▶ WHAT IS BEING ASKED
Gather all lines in the entries that include the word "произведение".

▶ THE RECORDS

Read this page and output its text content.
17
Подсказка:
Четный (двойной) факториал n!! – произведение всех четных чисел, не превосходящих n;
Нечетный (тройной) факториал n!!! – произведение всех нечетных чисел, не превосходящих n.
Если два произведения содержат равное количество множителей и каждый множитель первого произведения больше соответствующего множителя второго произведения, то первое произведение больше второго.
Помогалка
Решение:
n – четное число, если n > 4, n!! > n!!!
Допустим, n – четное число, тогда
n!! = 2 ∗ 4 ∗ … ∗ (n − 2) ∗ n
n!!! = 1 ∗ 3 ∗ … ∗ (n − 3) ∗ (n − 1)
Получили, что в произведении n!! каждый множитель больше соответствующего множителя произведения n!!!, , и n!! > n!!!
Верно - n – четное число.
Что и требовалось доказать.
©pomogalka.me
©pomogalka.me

▶ WORKED ANSWER
Четный (двойной) факториал n!! – произведение всех четных чисел, не превосходящих n;
Нечетный (тройной) факториал n!!! – произведение всех нечетных чисел, не превосходящих n.
Если два произведения содержат равное количество множителей и каждый множитель первого произведения больше соответствующего множителя второго произведения, то первое произведение больше второго.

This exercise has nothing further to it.